#### Records for the task
_ _ _ _ _

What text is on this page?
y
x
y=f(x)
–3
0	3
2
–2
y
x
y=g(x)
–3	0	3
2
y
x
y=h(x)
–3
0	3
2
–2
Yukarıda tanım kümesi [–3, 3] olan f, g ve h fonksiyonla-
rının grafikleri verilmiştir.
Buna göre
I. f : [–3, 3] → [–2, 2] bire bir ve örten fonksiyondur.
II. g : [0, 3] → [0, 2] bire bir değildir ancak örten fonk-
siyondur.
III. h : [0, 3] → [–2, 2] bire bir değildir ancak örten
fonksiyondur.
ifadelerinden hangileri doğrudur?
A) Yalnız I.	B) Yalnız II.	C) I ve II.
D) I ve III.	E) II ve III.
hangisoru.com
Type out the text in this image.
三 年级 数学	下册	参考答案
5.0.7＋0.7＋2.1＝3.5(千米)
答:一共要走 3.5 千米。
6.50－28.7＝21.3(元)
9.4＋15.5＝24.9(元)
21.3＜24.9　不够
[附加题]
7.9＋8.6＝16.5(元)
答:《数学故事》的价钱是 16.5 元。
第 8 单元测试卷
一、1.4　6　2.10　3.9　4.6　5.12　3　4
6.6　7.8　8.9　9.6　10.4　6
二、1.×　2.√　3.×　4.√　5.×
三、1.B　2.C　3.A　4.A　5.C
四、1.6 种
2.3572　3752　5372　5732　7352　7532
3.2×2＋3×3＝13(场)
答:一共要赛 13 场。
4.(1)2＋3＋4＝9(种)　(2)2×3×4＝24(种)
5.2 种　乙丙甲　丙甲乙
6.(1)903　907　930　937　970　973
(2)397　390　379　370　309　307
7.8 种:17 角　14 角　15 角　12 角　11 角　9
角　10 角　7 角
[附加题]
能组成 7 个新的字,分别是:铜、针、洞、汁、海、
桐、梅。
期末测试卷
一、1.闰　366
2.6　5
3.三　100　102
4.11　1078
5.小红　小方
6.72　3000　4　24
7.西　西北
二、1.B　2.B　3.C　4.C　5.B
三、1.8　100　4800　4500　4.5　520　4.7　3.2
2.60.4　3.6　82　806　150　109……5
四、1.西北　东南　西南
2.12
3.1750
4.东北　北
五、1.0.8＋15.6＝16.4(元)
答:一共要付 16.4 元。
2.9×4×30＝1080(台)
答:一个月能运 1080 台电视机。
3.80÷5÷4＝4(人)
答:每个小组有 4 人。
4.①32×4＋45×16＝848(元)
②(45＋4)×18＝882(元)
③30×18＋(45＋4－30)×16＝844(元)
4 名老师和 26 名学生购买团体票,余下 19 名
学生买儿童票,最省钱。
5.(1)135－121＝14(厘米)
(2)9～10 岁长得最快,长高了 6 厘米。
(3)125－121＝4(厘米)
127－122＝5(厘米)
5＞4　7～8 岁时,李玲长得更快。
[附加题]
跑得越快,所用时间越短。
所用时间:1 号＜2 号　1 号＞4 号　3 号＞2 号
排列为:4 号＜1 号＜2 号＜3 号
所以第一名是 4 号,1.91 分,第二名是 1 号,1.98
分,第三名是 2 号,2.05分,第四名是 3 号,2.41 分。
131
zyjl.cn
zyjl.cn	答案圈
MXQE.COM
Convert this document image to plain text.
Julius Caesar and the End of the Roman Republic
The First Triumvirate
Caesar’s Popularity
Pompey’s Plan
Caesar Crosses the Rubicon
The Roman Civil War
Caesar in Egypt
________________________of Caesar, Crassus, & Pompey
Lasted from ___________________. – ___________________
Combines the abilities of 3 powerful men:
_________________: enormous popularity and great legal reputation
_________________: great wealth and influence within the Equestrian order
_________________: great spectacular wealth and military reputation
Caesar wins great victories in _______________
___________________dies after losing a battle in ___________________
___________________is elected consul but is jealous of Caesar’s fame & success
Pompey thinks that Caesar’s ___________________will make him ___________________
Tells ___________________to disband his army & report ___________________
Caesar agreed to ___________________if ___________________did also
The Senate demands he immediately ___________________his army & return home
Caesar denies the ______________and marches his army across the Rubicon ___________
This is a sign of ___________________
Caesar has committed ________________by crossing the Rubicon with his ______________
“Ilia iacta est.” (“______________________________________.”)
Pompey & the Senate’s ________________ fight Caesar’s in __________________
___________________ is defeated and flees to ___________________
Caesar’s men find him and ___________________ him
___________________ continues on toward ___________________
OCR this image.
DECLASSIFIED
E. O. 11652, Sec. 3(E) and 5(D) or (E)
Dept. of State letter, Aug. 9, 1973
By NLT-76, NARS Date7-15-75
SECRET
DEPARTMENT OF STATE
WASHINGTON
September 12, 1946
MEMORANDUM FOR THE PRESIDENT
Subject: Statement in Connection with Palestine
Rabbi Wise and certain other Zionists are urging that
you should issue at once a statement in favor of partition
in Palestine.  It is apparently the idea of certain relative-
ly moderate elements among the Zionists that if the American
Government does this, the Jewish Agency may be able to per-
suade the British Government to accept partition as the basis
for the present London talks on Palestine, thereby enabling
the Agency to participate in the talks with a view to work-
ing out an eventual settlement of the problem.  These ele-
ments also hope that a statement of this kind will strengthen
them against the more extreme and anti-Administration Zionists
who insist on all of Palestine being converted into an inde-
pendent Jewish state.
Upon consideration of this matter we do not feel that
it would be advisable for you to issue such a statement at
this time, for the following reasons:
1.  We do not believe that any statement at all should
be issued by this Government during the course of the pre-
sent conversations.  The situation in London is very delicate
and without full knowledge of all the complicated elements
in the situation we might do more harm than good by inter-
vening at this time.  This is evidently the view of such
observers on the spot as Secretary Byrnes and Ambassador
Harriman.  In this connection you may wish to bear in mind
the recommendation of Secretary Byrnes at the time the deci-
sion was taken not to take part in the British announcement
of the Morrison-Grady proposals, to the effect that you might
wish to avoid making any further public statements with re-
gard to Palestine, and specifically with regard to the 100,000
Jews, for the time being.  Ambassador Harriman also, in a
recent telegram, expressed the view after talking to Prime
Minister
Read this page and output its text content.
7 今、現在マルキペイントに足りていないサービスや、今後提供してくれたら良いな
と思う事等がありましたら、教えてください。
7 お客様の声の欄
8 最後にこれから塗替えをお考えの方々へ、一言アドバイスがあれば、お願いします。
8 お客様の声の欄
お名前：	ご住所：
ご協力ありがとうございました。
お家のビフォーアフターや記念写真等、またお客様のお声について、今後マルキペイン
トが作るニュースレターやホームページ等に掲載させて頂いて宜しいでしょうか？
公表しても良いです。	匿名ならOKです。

_ _ _ _ _

#### Problem statement
Output the records above in their entirety, exactly.

#### Worked solution
What text is on this page?
y
x
y=f(x)
–3
0	3
2
–2
y
x
y=g(x)
–3	0	3
2
y
x
y=h(x)
–3
0	3
2
–2
Yukarıda tanım kümesi [–3, 3] olan f, g ve h fonksiyonla-
rının grafikleri verilmiştir.
Buna göre
I. f : [–3, 3] → [–2, 2] bire bir ve örten fonksiyondur.
II. g : [0, 3] → [0, 2] bire bir değildir ancak örten fonk-
siyondur.
III. h : [0, 3] → [–2, 2] bire bir değildir ancak örten
fonksiyondur.
ifadelerinden hangileri doğrudur?
A) Yalnız I.	B) Yalnız II.	C) I ve II.
D) I ve III.	E) II ve III.
hangisoru.com
Type out the text in this image.
三 年级 数学	下册	参考答案
5.0.7＋0.7＋2.1＝3.5(千米)
答:一共要走 3.5 千米。
6.50－28.7＝21.3(元)
9.4＋15.5＝24.9(元)
21.3＜24.9　不够
[附加题]
7.9＋8.6＝16.5(元)
答:《数学故事》的价钱是 16.5 元。
第 8 单元测试卷
一、1.4　6　2.10　3.9　4.6　5.12　3　4
6.6　7.8　8.9　9.6　10.4　6
二、1.×　2.√　3.×　4.√　5.×
三、1.B　2.C　3.A　4.A　5.C
四、1.6 种
2.3572　3752　5372　5732　7352　7532
3.2×2＋3×3＝13(场)
答:一共要赛 13 场。
4.(1)2＋3＋4＝9(种)　(2)2×3×4＝24(种)
5.2 种　乙丙甲　丙甲乙
6.(1)903　907　930　937　970　973
(2)397　390　379　370　309　307
7.8 种:17 角　14 角　15 角　12 角　11 角　9
角　10 角　7 角
[附加题]
能组成 7 个新的字,分别是:铜、针、洞、汁、海、
桐、梅。
期末测试卷
一、1.闰　366
2.6　5
3.三　100　102
4.11　1078
5.小红　小方
6.72　3000　4　24
7.西　西北
二、1.B　2.B　3.C　4.C　5.B
三、1.8　100　4800　4500　4.5　520　4.7　3.2
2.60.4　3.6　82　806　150　109……5
四、1.西北　东南　西南
2.12
3.1750
4.东北　北
五、1.0.8＋15.6＝16.4(元)
答:一共要付 16.4 元。
2.9×4×30＝1080(台)
答:一个月能运 1080 台电视机。
3.80÷5÷4＝4(人)
答:每个小组有 4 人。
4.①32×4＋45×16＝848(元)
②(45＋4)×18＝882(元)
③30×18＋(45＋4－30)×16＝844(元)
4 名老师和 26 名学生购买团体票,余下 19 名
学生买儿童票,最省钱。
5.(1)135－121＝14(厘米)
(2)9～10 岁长得最快,长高了 6 厘米。
(3)125－121＝4(厘米)
127－122＝5(厘米)
5＞4　7～8 岁时,李玲长得更快。
[附加题]
跑得越快,所用时间越短。
所用时间:1 号＜2 号　1 号＞4 号　3 号＞2 号
排列为:4 号＜1 号＜2 号＜3 号
所以第一名是 4 号,1.91 分,第二名是 1 号,1.98
分,第三名是 2 号,2.05分,第四名是 3 号,2.41 分。
131
zyjl.cn
zyjl.cn	答案圈
MXQE.COM
Convert this document image to plain text.
Julius Caesar and the End of the Roman Republic
The First Triumvirate
Caesar’s Popularity
Pompey’s Plan
Caesar Crosses the Rubicon
The Roman Civil War
Caesar in Egypt
________________________of Caesar, Crassus, & Pompey
Lasted from ___________________. – ___________________
Combines the abilities of 3 powerful men:
_________________: enormous popularity and great legal reputation
_________________: great wealth and influence within the Equestrian order
_________________: great spectacular wealth and military reputation
Caesar wins great victories in _______________
___________________dies after losing a battle in ___________________
___________________is elected consul but is jealous of Caesar’s fame & success
Pompey thinks that Caesar’s ___________________will make him ___________________
Tells ___________________to disband his army & report ___________________
Caesar agreed to ___________________if ___________________did also
The Senate demands he immediately ___________________his army & return home
Caesar denies the ______________and marches his army across the Rubicon ___________
This is a sign of ___________________
Caesar has committed ________________by crossing the Rubicon with his ______________
“Ilia iacta est.” (“______________________________________.”)
Pompey & the Senate’s ________________ fight Caesar’s in __________________
___________________ is defeated and flees to ___________________
Caesar’s men find him and ___________________ him
___________________ continues on toward ___________________
OCR this image.
DECLASSIFIED
E. O. 11652, Sec. 3(E) and 5(D) or (E)
Dept. of State letter, Aug. 9, 1973
By NLT-76, NARS Date7-15-75
SECRET
DEPARTMENT OF STATE
WASHINGTON
September 12, 1946
MEMORANDUM FOR THE PRESIDENT
Subject: Statement in Connection with Palestine
Rabbi Wise and certain other Zionists are urging that
you should issue at once a statement in favor of partition
in Palestine.  It is apparently the idea of certain relative-
ly moderate elements among the Zionists that if the American
Government does this, the Jewish Agency may be able to per-
suade the British Government to accept partition as the basis
for the present London talks on Palestine, thereby enabling
the Agency to participate in the talks with a view to work-
ing out an eventual settlement of the problem.  These ele-
ments also hope that a statement of this kind will strengthen
them against the more extreme and anti-Administration Zionists
who insist on all of Palestine being converted into an inde-
pendent Jewish state.
Upon consideration of this matter we do not feel that
it would be advisable for you to issue such a statement at
this time, for the following reasons:
1.  We do not believe that any statement at all should
be issued by this Government during the course of the pre-
sent conversations.  The situation in London is very delicate
and without full knowledge of all the complicated elements
in the situation we might do more harm than good by inter-
vening at this time.  This is evidently the view of such
observers on the spot as Secretary Byrnes and Ambassador
Harriman.  In this connection you may wish to bear in mind
the recommendation of Secretary Byrnes at the time the deci-
sion was taken not to take part in the British announcement
of the Morrison-Grady proposals, to the effect that you might
wish to avoid making any further public statements with re-
gard to Palestine, and specifically with regard to the 100,000
Jews, for the time being.  Ambassador Harriman also, in a
recent telegram, expressed the view after talking to Prime
Minister
Read this page and output its text content.
7 今、現在マルキペイントに足りていないサービスや、今後提供してくれたら良いな
と思う事等がありましたら、教えてください。
7 お客様の声の欄
8 最後にこれから塗替えをお考えの方々へ、一言アドバイスがあれば、お願いします。
8 お客様の声の欄
お名前：	ご住所：
ご協力ありがとうございました。
お家のビフォーアフターや記念写真等、またお客様のお声について、今後マルキペイン
トが作るニュースレターやホームページ等に掲載させて頂いて宜しいでしょうか？
公表しても良いです。	匿名ならOKです。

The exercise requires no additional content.